▸ **RECORD EXCERPTS**
┌──

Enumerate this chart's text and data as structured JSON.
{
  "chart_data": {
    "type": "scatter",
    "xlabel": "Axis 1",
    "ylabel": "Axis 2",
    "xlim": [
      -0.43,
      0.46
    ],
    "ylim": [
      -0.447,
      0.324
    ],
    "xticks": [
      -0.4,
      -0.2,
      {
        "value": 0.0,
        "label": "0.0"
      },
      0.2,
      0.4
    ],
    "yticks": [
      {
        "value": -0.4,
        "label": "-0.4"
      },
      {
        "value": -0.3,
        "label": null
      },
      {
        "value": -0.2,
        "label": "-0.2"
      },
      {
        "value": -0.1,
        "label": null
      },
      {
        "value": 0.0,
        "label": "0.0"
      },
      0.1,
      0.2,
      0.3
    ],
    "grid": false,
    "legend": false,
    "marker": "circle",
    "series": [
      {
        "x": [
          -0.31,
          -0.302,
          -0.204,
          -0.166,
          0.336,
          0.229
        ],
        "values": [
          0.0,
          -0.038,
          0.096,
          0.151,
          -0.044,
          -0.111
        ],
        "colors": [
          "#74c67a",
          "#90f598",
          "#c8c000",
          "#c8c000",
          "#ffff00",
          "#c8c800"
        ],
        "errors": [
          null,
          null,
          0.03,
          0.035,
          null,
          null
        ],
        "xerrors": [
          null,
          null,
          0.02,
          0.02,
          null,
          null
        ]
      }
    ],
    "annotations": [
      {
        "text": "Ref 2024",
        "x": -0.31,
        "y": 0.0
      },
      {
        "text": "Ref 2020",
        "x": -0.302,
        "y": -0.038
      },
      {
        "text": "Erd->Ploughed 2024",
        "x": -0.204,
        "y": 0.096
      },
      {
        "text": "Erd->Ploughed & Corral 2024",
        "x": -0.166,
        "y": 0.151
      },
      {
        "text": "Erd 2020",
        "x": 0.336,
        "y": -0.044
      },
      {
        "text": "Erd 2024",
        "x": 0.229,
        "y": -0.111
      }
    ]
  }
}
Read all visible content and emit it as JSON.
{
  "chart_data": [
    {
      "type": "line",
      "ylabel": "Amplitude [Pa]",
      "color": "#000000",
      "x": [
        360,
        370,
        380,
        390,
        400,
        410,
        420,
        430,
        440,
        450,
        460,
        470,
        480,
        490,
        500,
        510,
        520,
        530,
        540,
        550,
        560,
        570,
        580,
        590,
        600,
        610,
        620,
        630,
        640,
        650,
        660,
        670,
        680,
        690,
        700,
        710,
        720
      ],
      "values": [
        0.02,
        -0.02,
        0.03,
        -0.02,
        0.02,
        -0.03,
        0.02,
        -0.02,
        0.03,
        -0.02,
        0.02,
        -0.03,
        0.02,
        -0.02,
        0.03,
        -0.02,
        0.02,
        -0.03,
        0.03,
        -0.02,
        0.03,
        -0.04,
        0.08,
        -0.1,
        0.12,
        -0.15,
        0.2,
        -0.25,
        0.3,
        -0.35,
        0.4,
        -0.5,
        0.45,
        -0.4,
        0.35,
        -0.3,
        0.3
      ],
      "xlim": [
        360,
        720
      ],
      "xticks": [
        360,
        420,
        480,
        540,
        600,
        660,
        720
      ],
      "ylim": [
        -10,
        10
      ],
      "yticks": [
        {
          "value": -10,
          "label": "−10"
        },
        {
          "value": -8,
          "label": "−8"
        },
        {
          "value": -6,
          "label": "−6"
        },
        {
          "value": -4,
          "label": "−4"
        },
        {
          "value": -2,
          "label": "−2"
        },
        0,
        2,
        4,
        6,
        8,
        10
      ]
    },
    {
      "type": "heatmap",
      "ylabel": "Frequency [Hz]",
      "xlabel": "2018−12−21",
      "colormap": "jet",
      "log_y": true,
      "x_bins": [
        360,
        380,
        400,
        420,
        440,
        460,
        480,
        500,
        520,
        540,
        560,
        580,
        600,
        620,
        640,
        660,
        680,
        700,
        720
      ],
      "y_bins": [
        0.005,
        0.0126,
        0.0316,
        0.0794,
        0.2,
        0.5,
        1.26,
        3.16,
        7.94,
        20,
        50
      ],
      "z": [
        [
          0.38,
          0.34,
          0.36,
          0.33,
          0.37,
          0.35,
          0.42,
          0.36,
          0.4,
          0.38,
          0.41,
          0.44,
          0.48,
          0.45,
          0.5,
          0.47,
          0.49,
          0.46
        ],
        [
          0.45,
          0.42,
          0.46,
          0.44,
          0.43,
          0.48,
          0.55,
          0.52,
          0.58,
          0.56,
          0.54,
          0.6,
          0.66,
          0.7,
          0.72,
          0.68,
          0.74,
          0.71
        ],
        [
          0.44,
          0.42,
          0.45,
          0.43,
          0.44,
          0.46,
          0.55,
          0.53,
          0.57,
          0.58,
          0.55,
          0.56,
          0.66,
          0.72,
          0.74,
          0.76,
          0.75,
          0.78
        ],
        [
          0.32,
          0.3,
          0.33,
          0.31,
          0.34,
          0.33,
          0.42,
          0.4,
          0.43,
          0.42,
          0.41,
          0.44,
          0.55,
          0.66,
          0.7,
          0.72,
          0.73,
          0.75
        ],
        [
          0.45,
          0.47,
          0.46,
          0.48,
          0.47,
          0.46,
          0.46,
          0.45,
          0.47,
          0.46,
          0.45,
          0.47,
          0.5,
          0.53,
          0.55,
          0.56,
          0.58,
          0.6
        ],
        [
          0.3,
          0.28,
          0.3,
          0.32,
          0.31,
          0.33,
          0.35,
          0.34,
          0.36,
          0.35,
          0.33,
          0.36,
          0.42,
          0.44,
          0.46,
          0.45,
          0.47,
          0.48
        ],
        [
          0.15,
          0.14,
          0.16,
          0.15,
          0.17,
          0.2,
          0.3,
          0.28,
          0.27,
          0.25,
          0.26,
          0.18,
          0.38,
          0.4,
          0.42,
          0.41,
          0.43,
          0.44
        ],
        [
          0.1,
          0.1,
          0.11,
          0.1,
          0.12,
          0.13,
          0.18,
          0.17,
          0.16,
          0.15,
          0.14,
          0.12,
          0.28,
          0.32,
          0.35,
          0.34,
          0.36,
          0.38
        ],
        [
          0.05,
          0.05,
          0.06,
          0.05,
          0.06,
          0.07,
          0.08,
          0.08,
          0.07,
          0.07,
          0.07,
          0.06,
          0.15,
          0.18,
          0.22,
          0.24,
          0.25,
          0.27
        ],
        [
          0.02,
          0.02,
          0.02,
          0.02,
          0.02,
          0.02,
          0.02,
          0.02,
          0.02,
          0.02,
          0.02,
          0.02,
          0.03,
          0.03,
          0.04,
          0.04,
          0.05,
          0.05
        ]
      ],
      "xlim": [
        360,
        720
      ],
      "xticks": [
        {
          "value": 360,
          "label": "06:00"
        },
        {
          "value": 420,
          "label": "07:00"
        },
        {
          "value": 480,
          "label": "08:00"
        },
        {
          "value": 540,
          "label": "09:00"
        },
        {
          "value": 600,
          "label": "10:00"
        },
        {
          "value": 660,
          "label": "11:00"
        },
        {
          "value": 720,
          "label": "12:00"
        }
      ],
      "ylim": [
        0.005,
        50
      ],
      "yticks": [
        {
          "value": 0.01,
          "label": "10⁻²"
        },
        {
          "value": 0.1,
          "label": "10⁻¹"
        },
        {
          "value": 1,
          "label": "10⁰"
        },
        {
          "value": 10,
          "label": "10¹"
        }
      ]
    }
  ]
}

└──

▸ **DO THIS**
Looking at the data above, how many lines hold the word "ylabel"? Respond with the number alone.

▸ **RESPONSE TO THE TASK**
3